* _PROBLEM TO SOLVE_: Your task is to repeat the entries exactly. Leave the pictures out.

* _RECORDS SHOWN_:

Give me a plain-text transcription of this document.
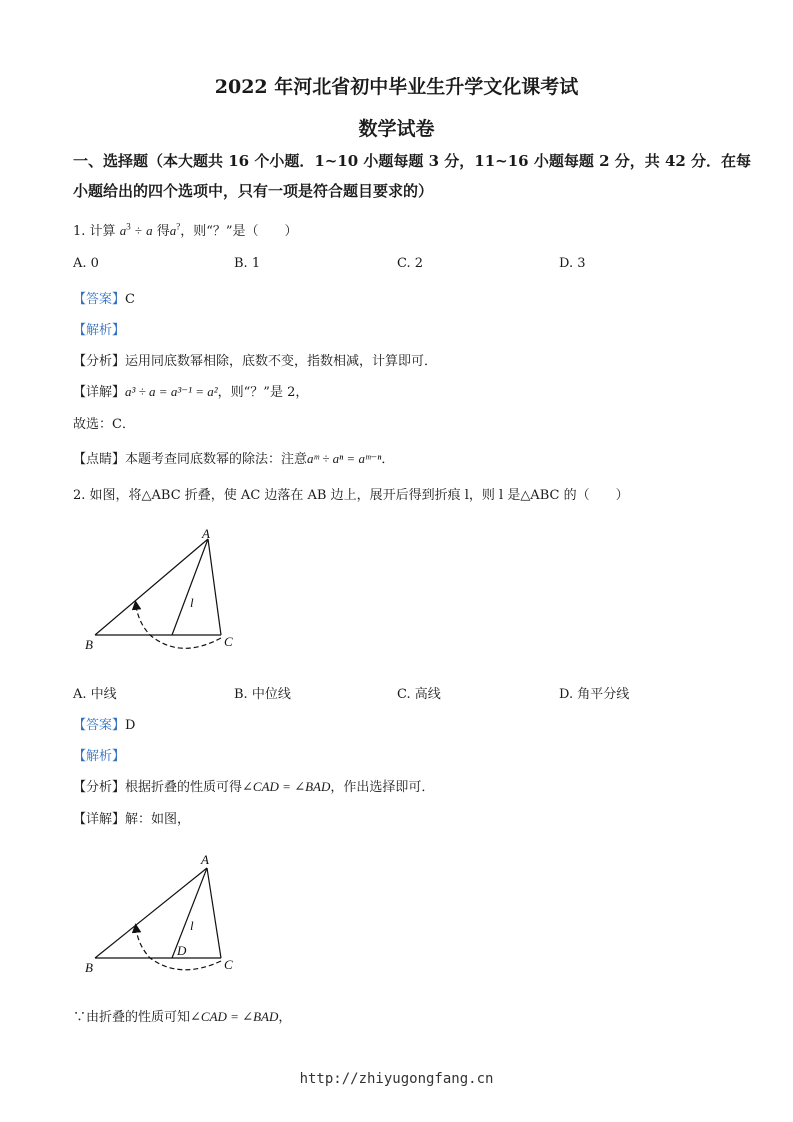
2022 年河北省初中毕业生升学文化课考试
数学试卷
一、选择题（本大题共 16 个小题．1~10 小题每题 3 分，11~16 小题每题 2 分，共 42 分．在每
小题给出的四个选项中，只有一项是符合题目要求的）
1. 计算 $a^3 \div a$ 得a?，则“？”是（　　）
A. 0	B. 1	C. 2	D. 3
【答案】C
【解析】
【分析】运用同底数幂相除，底数不变，指数相减，计算即可．
【详解】a³ ÷ a = a³⁻¹ = a²，则“？”是 2，
故选：C．
【点睛】本题考查同底数幂的除法：注意aᵐ ÷ aⁿ = aᵐ⁻ⁿ．
2. 如图，将△ABC 折叠，使 AC 边落在 AB 边上，展开后得到折痕 l，则 l 是△ABC 的（　　）
A
B	C
l
A. 中线	B. 中位线	C. 高线	D. 角平分线
【答案】D
【解析】
【分析】根据折叠的性质可得∠CAD = ∠BAD，作出选择即可．
【详解】解：如图，
A
B	C
D
l
∵由折叠的性质可知∠CAD = ∠BAD，
http://zhiyugongfang.cn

* _RESPONSE TO THIS EXERCISE_:
Give me a plain-text transcription of this document.
2022 年河北省初中毕业生升学文化课考试
数学试卷
一、选择题（本大题共 16 个小题．1~10 小题每题 3 分，11~16 小题每题 2 分，共 42 分．在每
小题给出的四个选项中，只有一项是符合题目要求的）
1. 计算 $a^3 \div a$ 得a?，则“？”是（　　）
A. 0	B. 1	C. 2	D. 3
【答案】C
【解析】
【分析】运用同底数幂相除，底数不变，指数相减，计算即可．
【详解】a³ ÷ a = a³⁻¹ = a²，则“？”是 2，
故选：C．
【点睛】本题考查同底数幂的除法：注意aᵐ ÷ aⁿ = aᵐ⁻ⁿ．
2. 如图，将△ABC 折叠，使 AC 边落在 AB 边上，展开后得到折痕 l，则 l 是△ABC 的（　　）
A
B	C
l
A. 中线	B. 中位线	C. 高线	D. 角平分线
【答案】D
【解析】
【分析】根据折叠的性质可得∠CAD = ∠BAD，作出选择即可．
【详解】解：如图，
A
B	C
D
l
∵由折叠的性质可知∠CAD = ∠BAD，
http://zhiyugongfang.cn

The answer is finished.